## SOURCE EXTRACT

EVEN THOUGH a circular causal structure may signalize a frivolous type of content, this does not mean that it is necessarily reduced to the construction of comic antinomies for the sake of pure entertainment. The causal circle may be employed not as the goal of the story, but as a means of visualizing certain theses, e.g. from the philosophy of history. Slonimaki's story of the Time Torpedo3 belongs here. It is a bedetristic assertion of the "ergoness" or ergodicity of history: monkeying with events which have had sad consequences does not bring about any improvement of history; instead of one group of disasters and wars there simply comes about another, in no way better set.

## EXTRACTED MATERIAL
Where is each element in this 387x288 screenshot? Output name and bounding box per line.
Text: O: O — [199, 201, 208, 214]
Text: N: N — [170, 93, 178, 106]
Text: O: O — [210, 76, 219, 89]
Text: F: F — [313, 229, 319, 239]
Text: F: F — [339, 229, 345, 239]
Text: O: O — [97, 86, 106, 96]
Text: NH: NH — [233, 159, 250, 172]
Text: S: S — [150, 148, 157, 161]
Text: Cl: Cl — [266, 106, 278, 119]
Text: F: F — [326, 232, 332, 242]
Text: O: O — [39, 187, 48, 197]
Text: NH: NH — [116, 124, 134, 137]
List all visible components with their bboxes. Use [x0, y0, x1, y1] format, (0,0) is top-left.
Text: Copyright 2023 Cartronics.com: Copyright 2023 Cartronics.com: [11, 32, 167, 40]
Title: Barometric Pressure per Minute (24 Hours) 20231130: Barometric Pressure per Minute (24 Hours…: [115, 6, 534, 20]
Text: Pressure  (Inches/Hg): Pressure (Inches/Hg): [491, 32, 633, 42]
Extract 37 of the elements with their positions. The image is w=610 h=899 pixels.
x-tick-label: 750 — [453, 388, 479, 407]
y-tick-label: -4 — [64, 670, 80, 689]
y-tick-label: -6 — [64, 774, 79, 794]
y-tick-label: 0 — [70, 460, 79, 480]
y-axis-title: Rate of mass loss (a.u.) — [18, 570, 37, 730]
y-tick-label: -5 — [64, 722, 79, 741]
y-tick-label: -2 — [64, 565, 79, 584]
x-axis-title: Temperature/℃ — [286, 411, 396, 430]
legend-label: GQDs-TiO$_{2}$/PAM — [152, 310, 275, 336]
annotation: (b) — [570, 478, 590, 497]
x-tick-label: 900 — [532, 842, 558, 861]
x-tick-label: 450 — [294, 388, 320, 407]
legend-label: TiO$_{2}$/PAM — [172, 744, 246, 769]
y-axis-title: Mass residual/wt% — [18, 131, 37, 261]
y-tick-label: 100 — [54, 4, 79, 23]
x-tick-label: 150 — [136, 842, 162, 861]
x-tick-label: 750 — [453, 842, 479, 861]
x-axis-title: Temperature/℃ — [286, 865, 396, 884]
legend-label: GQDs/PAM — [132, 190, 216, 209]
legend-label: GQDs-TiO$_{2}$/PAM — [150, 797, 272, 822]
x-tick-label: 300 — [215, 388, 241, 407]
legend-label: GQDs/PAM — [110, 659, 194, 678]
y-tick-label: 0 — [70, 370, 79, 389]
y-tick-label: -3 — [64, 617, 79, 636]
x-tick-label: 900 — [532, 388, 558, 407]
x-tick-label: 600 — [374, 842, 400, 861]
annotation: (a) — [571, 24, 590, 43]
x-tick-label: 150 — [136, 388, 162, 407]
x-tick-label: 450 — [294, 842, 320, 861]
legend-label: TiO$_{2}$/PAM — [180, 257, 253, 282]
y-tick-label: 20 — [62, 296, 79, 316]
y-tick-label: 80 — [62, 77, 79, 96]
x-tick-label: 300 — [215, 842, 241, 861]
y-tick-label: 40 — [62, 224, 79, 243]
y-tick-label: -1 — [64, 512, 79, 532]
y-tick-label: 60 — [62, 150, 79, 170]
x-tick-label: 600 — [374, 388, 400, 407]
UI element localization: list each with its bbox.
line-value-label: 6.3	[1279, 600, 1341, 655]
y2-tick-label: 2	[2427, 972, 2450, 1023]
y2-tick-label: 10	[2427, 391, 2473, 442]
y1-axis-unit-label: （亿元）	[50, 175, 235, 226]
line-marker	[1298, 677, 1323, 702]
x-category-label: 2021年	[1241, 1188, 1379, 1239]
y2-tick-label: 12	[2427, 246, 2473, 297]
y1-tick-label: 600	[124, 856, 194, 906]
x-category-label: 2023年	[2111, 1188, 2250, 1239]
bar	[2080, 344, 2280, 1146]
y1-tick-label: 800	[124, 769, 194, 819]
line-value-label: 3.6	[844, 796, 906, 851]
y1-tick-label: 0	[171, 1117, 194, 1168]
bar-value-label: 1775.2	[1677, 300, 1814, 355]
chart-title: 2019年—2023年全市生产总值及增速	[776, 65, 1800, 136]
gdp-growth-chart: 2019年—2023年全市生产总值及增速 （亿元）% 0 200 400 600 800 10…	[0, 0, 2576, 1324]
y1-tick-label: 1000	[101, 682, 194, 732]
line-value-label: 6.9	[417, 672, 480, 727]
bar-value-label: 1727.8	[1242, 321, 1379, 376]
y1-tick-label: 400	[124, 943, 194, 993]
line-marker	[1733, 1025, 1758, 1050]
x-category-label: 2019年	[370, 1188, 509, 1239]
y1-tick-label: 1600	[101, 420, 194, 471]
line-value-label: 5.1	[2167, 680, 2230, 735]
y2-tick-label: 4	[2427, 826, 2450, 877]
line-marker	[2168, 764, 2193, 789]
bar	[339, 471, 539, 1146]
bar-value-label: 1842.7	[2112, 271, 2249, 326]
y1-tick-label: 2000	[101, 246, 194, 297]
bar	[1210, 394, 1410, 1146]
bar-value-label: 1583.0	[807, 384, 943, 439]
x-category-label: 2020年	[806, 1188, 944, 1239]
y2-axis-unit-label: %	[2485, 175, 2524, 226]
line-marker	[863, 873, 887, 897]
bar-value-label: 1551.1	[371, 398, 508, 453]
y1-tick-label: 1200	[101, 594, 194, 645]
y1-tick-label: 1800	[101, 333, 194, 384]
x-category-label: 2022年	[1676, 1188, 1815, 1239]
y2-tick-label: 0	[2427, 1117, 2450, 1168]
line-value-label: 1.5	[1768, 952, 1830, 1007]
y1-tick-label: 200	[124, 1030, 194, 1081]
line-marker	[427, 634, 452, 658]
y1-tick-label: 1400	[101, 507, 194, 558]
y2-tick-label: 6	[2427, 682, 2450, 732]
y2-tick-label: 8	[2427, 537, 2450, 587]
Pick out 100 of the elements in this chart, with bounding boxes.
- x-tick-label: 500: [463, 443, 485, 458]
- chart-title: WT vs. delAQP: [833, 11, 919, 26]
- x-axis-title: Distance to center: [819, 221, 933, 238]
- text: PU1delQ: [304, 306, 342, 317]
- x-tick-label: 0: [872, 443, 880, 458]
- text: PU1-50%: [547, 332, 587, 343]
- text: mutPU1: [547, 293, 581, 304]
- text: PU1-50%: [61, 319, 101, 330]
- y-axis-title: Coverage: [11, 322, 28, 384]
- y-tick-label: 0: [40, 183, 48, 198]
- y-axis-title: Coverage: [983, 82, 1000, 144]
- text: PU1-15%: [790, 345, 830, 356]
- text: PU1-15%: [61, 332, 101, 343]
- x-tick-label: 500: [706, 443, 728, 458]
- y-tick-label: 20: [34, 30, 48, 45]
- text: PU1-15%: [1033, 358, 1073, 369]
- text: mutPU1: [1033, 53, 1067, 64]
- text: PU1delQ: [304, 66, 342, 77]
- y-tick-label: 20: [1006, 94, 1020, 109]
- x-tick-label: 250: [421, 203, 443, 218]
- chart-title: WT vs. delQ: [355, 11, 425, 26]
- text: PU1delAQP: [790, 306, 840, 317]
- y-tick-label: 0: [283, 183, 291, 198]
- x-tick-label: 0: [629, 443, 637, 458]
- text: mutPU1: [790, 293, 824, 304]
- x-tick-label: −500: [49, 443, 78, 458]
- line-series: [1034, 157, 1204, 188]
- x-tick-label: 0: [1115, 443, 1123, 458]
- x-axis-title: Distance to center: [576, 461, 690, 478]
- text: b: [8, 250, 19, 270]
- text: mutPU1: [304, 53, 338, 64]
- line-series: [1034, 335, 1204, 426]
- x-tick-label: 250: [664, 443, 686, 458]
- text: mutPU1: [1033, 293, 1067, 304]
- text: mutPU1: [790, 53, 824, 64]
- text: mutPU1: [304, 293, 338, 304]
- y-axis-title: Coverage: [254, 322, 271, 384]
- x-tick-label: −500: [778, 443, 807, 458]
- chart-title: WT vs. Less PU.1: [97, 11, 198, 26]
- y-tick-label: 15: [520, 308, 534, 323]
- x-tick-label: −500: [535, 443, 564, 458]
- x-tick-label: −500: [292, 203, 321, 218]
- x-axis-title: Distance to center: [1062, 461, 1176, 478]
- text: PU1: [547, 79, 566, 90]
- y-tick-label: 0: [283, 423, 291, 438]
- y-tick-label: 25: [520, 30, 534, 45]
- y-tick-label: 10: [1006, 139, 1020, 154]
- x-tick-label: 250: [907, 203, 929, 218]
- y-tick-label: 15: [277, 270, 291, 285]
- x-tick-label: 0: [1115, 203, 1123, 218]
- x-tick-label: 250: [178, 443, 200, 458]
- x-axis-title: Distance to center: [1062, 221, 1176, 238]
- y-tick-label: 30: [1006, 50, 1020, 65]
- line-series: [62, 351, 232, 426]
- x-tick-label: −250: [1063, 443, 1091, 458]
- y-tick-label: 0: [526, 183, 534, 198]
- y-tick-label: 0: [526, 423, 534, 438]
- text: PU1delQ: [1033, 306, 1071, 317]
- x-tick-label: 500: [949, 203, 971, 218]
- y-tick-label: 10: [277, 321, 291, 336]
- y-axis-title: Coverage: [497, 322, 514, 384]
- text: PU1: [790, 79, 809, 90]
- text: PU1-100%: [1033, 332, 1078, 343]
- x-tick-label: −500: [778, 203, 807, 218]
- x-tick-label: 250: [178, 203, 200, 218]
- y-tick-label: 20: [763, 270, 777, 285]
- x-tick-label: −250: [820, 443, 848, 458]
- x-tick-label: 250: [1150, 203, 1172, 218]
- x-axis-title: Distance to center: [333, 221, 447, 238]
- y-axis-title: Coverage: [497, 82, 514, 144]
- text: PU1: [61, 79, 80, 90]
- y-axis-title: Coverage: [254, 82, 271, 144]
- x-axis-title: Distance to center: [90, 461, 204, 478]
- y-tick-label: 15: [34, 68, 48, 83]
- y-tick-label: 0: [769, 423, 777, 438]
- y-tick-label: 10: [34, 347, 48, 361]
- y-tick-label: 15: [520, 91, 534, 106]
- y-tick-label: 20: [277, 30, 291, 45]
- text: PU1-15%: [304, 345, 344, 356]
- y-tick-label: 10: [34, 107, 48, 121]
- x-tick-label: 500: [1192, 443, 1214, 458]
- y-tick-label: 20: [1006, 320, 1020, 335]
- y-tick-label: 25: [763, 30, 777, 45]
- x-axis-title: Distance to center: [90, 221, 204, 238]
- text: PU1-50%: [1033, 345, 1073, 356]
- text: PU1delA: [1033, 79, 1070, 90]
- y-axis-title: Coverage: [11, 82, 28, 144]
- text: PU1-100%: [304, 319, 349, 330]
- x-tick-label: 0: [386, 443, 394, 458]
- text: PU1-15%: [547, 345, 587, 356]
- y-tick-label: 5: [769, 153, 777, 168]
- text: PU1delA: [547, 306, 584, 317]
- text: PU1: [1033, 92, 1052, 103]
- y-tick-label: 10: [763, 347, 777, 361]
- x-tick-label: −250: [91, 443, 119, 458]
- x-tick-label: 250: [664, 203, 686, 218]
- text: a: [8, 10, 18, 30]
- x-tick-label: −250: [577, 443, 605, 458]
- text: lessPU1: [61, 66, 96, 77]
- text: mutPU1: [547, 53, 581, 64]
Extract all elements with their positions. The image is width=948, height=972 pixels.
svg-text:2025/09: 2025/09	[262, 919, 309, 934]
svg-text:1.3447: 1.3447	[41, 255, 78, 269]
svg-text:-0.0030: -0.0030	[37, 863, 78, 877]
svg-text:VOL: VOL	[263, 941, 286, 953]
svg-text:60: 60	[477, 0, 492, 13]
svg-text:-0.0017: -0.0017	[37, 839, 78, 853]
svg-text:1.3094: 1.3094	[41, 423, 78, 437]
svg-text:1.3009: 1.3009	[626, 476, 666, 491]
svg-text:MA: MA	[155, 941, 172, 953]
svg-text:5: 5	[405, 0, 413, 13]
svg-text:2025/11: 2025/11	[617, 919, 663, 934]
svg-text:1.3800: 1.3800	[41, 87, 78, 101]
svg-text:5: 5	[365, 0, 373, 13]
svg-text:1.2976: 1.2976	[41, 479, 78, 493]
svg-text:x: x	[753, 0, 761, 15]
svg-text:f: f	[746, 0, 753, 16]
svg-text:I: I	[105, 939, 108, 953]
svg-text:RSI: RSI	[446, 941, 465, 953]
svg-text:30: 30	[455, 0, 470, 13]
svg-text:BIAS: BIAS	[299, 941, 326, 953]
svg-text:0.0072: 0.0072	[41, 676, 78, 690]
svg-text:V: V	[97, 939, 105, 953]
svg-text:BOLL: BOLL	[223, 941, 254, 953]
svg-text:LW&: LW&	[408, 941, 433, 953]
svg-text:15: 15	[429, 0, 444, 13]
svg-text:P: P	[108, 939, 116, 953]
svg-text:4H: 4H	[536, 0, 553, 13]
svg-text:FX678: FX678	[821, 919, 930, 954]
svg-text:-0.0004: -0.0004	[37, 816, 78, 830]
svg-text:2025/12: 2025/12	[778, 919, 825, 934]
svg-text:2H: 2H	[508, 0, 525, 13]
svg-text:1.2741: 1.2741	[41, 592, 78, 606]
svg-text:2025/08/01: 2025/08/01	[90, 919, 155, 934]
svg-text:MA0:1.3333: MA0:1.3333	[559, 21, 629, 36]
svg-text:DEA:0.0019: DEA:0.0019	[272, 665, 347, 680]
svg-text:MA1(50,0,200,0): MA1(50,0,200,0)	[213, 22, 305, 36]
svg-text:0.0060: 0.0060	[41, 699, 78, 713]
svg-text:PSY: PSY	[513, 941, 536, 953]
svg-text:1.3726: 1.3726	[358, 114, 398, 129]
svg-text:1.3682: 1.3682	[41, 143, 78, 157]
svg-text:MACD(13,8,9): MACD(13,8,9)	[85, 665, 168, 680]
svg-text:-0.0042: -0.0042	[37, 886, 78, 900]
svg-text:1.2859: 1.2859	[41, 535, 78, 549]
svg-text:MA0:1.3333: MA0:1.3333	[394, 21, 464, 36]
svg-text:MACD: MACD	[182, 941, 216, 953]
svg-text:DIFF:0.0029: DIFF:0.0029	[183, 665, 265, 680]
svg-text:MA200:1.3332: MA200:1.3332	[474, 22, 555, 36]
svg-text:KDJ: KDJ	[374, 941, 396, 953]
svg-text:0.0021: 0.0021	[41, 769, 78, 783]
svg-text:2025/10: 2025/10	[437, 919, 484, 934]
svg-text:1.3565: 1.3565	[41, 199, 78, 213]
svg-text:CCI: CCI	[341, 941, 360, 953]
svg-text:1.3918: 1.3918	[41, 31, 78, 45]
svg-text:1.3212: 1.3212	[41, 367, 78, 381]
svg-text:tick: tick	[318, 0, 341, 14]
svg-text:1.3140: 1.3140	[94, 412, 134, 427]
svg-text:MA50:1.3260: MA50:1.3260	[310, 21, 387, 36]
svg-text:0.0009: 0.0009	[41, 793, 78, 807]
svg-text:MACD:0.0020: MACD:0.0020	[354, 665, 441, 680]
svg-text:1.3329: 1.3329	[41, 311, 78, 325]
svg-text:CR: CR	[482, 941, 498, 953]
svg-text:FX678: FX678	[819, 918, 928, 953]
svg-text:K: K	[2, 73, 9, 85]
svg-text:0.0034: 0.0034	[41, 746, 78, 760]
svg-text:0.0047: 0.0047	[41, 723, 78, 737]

## WORK TO DO
[1] Decide whether each statement agrees with the causal circle text above, answering yes or no and quoting the words that decide it: (a) A circular causal structure is always reduced to comic antinomies for pure entertainment. (b) The causal circle can serve as a means of visualizing theses from the philosophy of history. (c) Tampering with events that had sad consequences improves history.
[2] Answer these from the causal circle text:
(a) What type of content may a circular causal structure signalize?
(b) Whose story is given as an example?
(c) According to the text, what comes about instead of one group of disasters and wars?

## SOLVED PROBLEMS
[1]
(a) No: "this does not mean that it is necessarily reduced to the construction of comic antinomies for the sake of pure entertainment"
(b) Yes: "as a means of visualizing certain theses, e.g. from the philosophy of history"
(c) No: "does not bring about any improvement of history"

[2]
(a) A frivolous type of content.
(b) Slonimaki's.
(c) Another set that is in no way better.